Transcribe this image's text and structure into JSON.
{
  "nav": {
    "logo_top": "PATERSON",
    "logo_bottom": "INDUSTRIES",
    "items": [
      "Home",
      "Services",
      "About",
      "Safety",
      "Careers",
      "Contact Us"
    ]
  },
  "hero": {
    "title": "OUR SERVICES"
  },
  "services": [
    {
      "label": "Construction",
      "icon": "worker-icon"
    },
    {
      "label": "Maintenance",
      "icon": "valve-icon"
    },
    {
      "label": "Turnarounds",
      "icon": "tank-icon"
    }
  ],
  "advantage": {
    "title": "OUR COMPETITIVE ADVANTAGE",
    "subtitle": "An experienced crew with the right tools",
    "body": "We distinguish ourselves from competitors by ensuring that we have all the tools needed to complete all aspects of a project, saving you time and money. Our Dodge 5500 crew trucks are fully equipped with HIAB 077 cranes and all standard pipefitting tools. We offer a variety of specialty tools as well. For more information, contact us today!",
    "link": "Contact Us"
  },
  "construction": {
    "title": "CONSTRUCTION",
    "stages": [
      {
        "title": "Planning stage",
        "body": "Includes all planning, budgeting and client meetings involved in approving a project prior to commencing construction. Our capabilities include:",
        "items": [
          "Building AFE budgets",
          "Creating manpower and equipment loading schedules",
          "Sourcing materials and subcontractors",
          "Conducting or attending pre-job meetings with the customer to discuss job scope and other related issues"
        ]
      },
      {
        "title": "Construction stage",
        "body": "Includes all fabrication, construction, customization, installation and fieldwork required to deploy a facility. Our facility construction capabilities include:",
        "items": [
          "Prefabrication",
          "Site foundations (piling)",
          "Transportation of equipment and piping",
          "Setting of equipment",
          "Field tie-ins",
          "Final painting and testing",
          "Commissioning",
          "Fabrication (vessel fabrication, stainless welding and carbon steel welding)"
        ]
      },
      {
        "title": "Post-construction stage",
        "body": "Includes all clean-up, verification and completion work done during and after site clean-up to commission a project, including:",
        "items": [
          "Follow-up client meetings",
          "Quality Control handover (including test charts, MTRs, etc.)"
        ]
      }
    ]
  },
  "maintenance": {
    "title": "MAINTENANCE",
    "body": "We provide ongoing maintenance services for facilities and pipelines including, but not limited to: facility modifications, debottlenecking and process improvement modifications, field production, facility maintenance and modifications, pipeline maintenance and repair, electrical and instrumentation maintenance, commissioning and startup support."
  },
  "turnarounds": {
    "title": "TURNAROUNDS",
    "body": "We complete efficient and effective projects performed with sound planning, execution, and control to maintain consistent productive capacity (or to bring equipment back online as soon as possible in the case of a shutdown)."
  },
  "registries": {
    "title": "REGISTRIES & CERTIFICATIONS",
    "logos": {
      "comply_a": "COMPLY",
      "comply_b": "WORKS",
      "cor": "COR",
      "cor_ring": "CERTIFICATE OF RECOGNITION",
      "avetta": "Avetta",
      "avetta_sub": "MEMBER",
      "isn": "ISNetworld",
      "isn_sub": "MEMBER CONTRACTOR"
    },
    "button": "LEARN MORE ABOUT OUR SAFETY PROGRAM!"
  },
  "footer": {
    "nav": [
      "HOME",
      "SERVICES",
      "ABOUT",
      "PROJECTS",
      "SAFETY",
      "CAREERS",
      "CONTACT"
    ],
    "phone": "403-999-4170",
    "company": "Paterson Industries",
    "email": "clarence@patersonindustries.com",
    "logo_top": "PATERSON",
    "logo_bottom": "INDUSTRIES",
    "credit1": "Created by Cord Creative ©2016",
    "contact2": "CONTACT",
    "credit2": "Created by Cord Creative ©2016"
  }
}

· · · ·

◆ **AIM**: Nothing may be left out: return each entry exactly as it reads.

◆ **THE COMPLETED TASK**:
Transcribe this image's text and structure into JSON.
{
  "nav": {
    "logo_top": "PATERSON",
    "logo_bottom": "INDUSTRIES",
    "items": [
      "Home",
      "Services",
      "About",
      "Safety",
      "Careers",
      "Contact Us"
    ]
  },
  "hero": {
    "title": "OUR SERVICES"
  },
  "services": [
    {
      "label": "Construction",
      "icon": "worker-icon"
    },
    {
      "label": "Maintenance",
      "icon": "valve-icon"
    },
    {
      "label": "Turnarounds",
      "icon": "tank-icon"
    }
  ],
  "advantage": {
    "title": "OUR COMPETITIVE ADVANTAGE",
    "subtitle": "An experienced crew with the right tools",
    "body": "We distinguish ourselves from competitors by ensuring that we have all the tools needed to complete all aspects of a project, saving you time and money. Our Dodge 5500 crew trucks are fully equipped with HIAB 077 cranes and all standard pipefitting tools. We offer a variety of specialty tools as well. For more information, contact us today!",
    "link": "Contact Us"
  },
  "construction": {
    "title": "CONSTRUCTION",
    "stages": [
      {
        "title": "Planning stage",
        "body": "Includes all planning, budgeting and client meetings involved in approving a project prior to commencing construction. Our capabilities include:",
        "items": [
          "Building AFE budgets",
          "Creating manpower and equipment loading schedules",
          "Sourcing materials and subcontractors",
          "Conducting or attending pre-job meetings with the customer to discuss job scope and other related issues"
        ]
      },
      {
        "title": "Construction stage",
        "body": "Includes all fabrication, construction, customization, installation and fieldwork required to deploy a facility. Our facility construction capabilities include:",
        "items": [
          "Prefabrication",
          "Site foundations (piling)",
          "Transportation of equipment and piping",
          "Setting of equipment",
          "Field tie-ins",
          "Final painting and testing",
          "Commissioning",
          "Fabrication (vessel fabrication, stainless welding and carbon steel welding)"
        ]
      },
      {
        "title": "Post-construction stage",
        "body": "Includes all clean-up, verification and completion work done during and after site clean-up to commission a project, including:",
        "items": [
          "Follow-up client meetings",
          "Quality Control handover (including test charts, MTRs, etc.)"
        ]
      }
    ]
  },
  "maintenance": {
    "title": "MAINTENANCE",
    "body": "We provide ongoing maintenance services for facilities and pipelines including, but not limited to: facility modifications, debottlenecking and process improvement modifications, field production, facility maintenance and modifications, pipeline maintenance and repair, electrical and instrumentation maintenance, commissioning and startup support."
  },
  "turnarounds": {
    "title": "TURNAROUNDS",
    "body": "We complete efficient and effective projects performed with sound planning, execution, and control to maintain consistent productive capacity (or to bring equipment back online as soon as possible in the case of a shutdown)."
  },
  "registries": {
    "title": "REGISTRIES & CERTIFICATIONS",
    "logos": {
      "comply_a": "COMPLY",
      "comply_b": "WORKS",
      "cor": "COR",
      "cor_ring": "CERTIFICATE OF RECOGNITION",
      "avetta": "Avetta",
      "avetta_sub": "MEMBER",
      "isn": "ISNetworld",
      "isn_sub": "MEMBER CONTRACTOR"
    },
    "button": "LEARN MORE ABOUT OUR SAFETY PROGRAM!"
  },
  "footer": {
    "nav": [
      "HOME",
      "SERVICES",
      "ABOUT",
      "PROJECTS",
      "SAFETY",
      "CAREERS",
      "CONTACT"
    ],
    "phone": "403-999-4170",
    "company": "Paterson Industries",
    "email": "clarence@patersonindustries.com",
    "logo_top": "PATERSON",
    "logo_bottom": "INDUSTRIES",
    "credit1": "Created by Cord Creative ©2016",
    "contact2": "CONTACT",
    "credit2": "Created by Cord Creative ©2016"
  }
}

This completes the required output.